> **Short problem**: Copy nothing but the text: reproduce each line of the listing exactly and leave the pictures out.

— Start of Data for the task —

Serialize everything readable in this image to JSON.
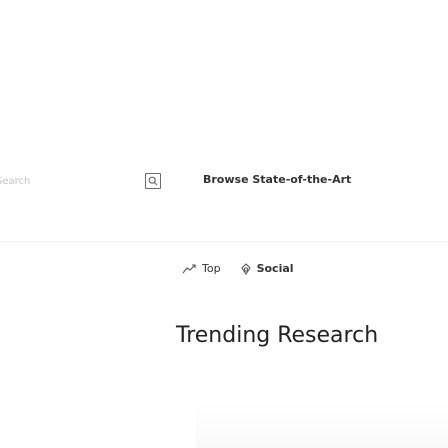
{
  "search": {
    "placeholder": "Search"
  },
  "nav": {
    "browse_label": "Browse State-of-the-Art"
  },
  "tabs": [
    {
      "label": "Top",
      "icon": "trend-icon"
    },
    {
      "label": "Social",
      "icon": "social-icon"
    }
  ],
  "section": {
    "title": "Trending Research"
  },
  "colors": {
    "text": "#333333",
    "placeholder": "#c4c4c4",
    "icon_border": "#6b6b6b"
  }
}
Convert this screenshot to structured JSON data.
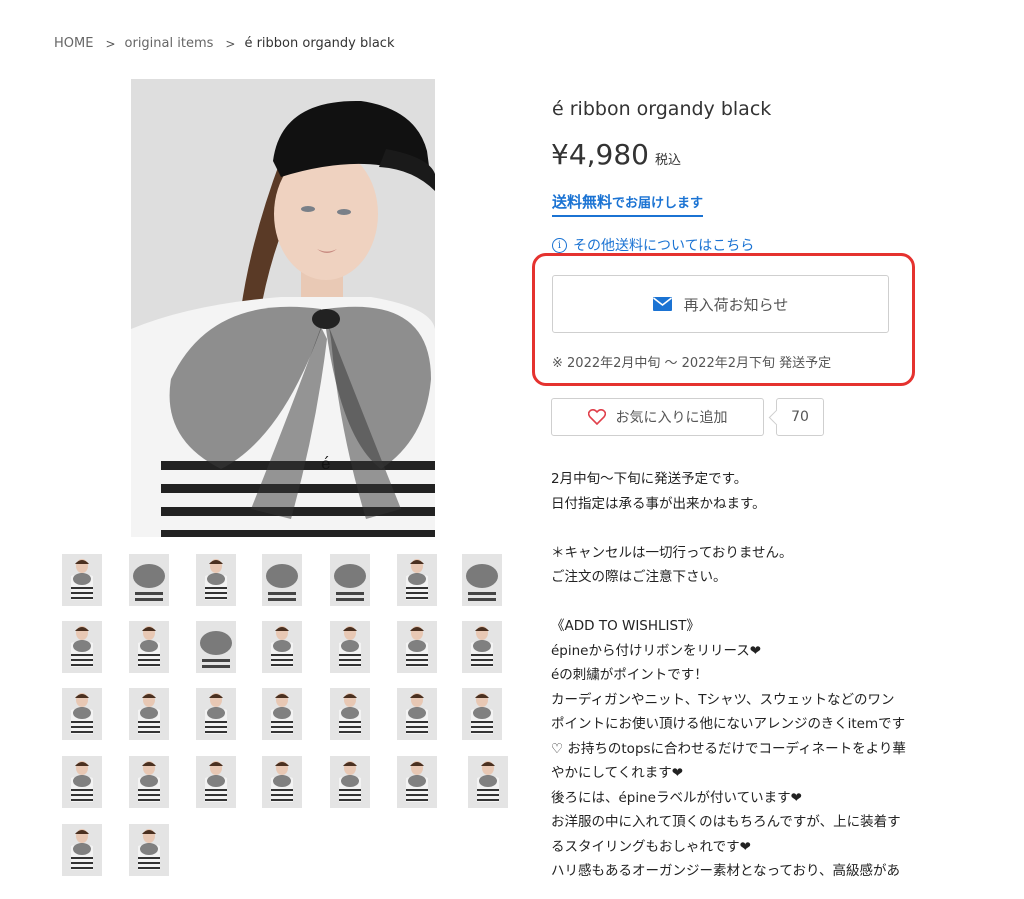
{
  "breadcrumb": {
    "home": "HOME",
    "category": "original items",
    "current": "é ribbon organdy black",
    "separator": ">"
  },
  "product": {
    "title": "é ribbon organdy black",
    "price": "¥4,980",
    "tax_label": "税込",
    "free_shipping_strong": "送料無料",
    "free_shipping_rest": "でお届けします",
    "other_shipping_link": "その他送料についてはこちら",
    "info_icon_glyph": "i",
    "restock_button": "再入荷お知らせ",
    "ship_schedule": "※ 2022年2月中旬 ～ 2022年2月下旬 発送予定",
    "favorite_button": "お気に入りに追加",
    "favorite_count": "70"
  },
  "description": [
    "2月中旬〜下旬に発送予定です。",
    "日付指定は承る事が出来かねます。",
    "",
    "＊キャンセルは一切行っておりません。",
    "ご注文の際はご注意下さい。",
    "",
    "《ADD TO WISHLIST》",
    "épineから付けリボンをリリース❤",
    "éの刺繍がポイントです！",
    "カーディガンやニット、Tシャツ、スウェットなどのワン",
    "ポイントにお使い頂ける他にないアレンジのきくitemです",
    "♡ お持ちのtopsに合わせるだけでコーディネートをより華",
    "やかにしてくれます❤",
    "後ろには、épineラベルが付いています❤",
    "お洋服の中に入れて頂くのはもちろんですが、上に装着す",
    "るスタイリングもおしゃれです❤",
    "ハリ感もあるオーガンジー素材となっており、高級感があ"
  ],
  "colors": {
    "accent_blue": "#1b73d3",
    "highlight_red": "#e5322f",
    "heart_red": "#e0404b"
  },
  "icons": {
    "restock": "envelope-icon",
    "favorite": "heart-icon",
    "info": "info-circle-icon",
    "breadcrumb": "chevron-right-icon"
  },
  "thumbnails": [
    "full",
    "bow",
    "full",
    "bow",
    "bow",
    "full",
    "bow",
    "full",
    "full",
    "bow",
    "full",
    "full",
    "full",
    "full",
    "full",
    "full",
    "full",
    "full",
    "full",
    "full",
    "full",
    "full",
    "full",
    "full",
    "full",
    "full",
    "full",
    "full",
    "full",
    "full"
  ]
}
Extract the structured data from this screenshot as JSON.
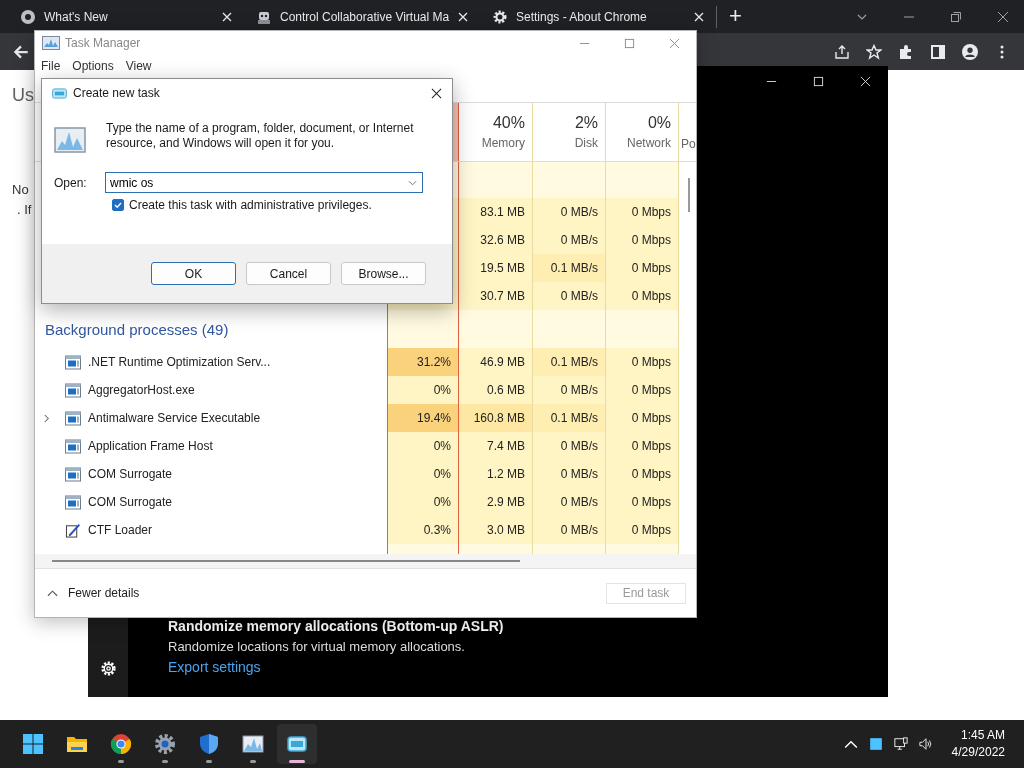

— End of Data for the task —

> **The solution**:
Serialize everything readable in this image to JSON.
{
  "search": {
    "placeholder": "Search"
  },
  "nav": {
    "browse_label": "Browse State-of-the-Art"
  },
  "tabs": [
    {
      "label": "Top",
      "icon": "trend-icon"
    },
    {
      "label": "Social",
      "icon": "social-icon"
    }
  ],
  "section": {
    "title": "Trending Research"
  },
  "colors": {
    "text": "#333333",
    "placeholder": "#c4c4c4",
    "icon_border": "#6b6b6b"
  }
}
Convert this screenshot to structured JSON data.
{
  "breadcrumb": {
    "home": "HOME",
    "category": "original items",
    "current": "é ribbon organdy black",
    "separator": ">"
  },
  "product": {
    "title": "é ribbon organdy black",
    "price": "¥4,980",
    "tax_label": "税込",
    "free_shipping_strong": "送料無料",
    "free_shipping_rest": "でお届けします",
    "other_shipping_link": "その他送料についてはこちら",
    "info_icon_glyph": "i",
    "restock_button": "再入荷お知らせ",
    "ship_schedule": "※ 2022年2月中旬 ～ 2022年2月下旬 発送予定",
    "favorite_button": "お気に入りに追加",
    "favorite_count": "70"
  },
  "description": [
    "2月中旬〜下旬に発送予定です。",
    "日付指定は承る事が出来かねます。",
    "",
    "＊キャンセルは一切行っておりません。",
    "ご注文の際はご注意下さい。",
    "",
    "《ADD TO WISHLIST》",
    "épineから付けリボンをリリース❤",
    "éの刺繍がポイントです！",
    "カーディガンやニット、Tシャツ、スウェットなどのワン",
    "ポイントにお使い頂ける他にないアレンジのきくitemです",
    "♡ お持ちのtopsに合わせるだけでコーディネートをより華",
    "やかにしてくれます❤",
    "後ろには、épineラベルが付いています❤",
    "お洋服の中に入れて頂くのはもちろんですが、上に装着す",
    "るスタイリングもおしゃれです❤",
    "ハリ感もあるオーガンジー素材となっており、高級感があ"
  ],
  "colors": {
    "accent_blue": "#1b73d3",
    "highlight_red": "#e5322f",
    "heart_red": "#e0404b"
  },
  "icons": {
    "restock": "envelope-icon",
    "favorite": "heart-icon",
    "info": "info-circle-icon",
    "breadcrumb": "chevron-right-icon"
  },
  "thumbnails": [
    "full",
    "bow",
    "full",
    "bow",
    "bow",
    "full",
    "bow",
    "full",
    "full",
    "bow",
    "full",
    "full",
    "full",
    "full",
    "full",
    "full",
    "full",
    "full",
    "full",
    "full",
    "full",
    "full",
    "full",
    "full",
    "full",
    "full",
    "full",
    "full",
    "full",
    "full"
  ]
}
Extract the structured data from this screenshot as JSON.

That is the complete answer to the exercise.